Exercise task: Extract every record, keeping each one exactly as it is.

(Dataset excerpt)
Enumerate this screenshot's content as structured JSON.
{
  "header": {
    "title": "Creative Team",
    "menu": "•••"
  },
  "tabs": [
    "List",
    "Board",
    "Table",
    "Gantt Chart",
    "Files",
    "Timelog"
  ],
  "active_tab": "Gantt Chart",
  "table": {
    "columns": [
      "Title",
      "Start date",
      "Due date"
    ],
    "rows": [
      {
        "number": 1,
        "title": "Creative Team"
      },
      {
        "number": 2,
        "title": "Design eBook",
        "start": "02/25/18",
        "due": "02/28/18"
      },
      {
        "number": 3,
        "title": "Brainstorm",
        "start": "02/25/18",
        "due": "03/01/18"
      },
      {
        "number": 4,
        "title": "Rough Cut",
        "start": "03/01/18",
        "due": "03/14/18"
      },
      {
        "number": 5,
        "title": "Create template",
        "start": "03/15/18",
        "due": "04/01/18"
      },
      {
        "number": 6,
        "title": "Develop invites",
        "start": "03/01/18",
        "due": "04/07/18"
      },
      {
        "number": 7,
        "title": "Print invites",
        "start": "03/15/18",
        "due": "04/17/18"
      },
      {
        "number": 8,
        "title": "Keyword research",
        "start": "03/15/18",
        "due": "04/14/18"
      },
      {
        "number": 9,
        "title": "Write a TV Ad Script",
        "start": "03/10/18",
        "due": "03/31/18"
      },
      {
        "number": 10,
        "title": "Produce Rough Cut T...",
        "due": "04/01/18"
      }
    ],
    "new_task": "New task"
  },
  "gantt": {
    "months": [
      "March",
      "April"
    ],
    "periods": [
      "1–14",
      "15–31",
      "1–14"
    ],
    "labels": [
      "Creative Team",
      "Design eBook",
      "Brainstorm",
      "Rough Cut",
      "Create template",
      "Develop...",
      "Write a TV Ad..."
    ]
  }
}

Correct output:
Enumerate this screenshot's content as structured JSON.
{
  "header": {
    "title": "Creative Team",
    "menu": "•••"
  },
  "tabs": [
    "List",
    "Board",
    "Table",
    "Gantt Chart",
    "Files",
    "Timelog"
  ],
  "active_tab": "Gantt Chart",
  "table": {
    "columns": [
      "Title",
      "Start date",
      "Due date"
    ],
    "rows": [
      {
        "number": 1,
        "title": "Creative Team"
      },
      {
        "number": 2,
        "title": "Design eBook",
        "start": "02/25/18",
        "due": "02/28/18"
      },
      {
        "number": 3,
        "title": "Brainstorm",
        "start": "02/25/18",
        "due": "03/01/18"
      },
      {
        "number": 4,
        "title": "Rough Cut",
        "start": "03/01/18",
        "due": "03/14/18"
      },
      {
        "number": 5,
        "title": "Create template",
        "start": "03/15/18",
        "due": "04/01/18"
      },
      {
        "number": 6,
        "title": "Develop invites",
        "start": "03/01/18",
        "due": "04/07/18"
      },
      {
        "number": 7,
        "title": "Print invites",
        "start": "03/15/18",
        "due": "04/17/18"
      },
      {
        "number": 8,
        "title": "Keyword research",
        "start": "03/15/18",
        "due": "04/14/18"
      },
      {
        "number": 9,
        "title": "Write a TV Ad Script",
        "start": "03/10/18",
        "due": "03/31/18"
      },
      {
        "number": 10,
        "title": "Produce Rough Cut T...",
        "due": "04/01/18"
      }
    ],
    "new_task": "New task"
  },
  "gantt": {
    "months": [
      "March",
      "April"
    ],
    "periods": [
      "1–14",
      "15–31",
      "1–14"
    ],
    "labels": [
      "Creative Team",
      "Design eBook",
      "Brainstorm",
      "Rough Cut",
      "Create template",
      "Develop...",
      "Write a TV Ad..."
    ]
  }
}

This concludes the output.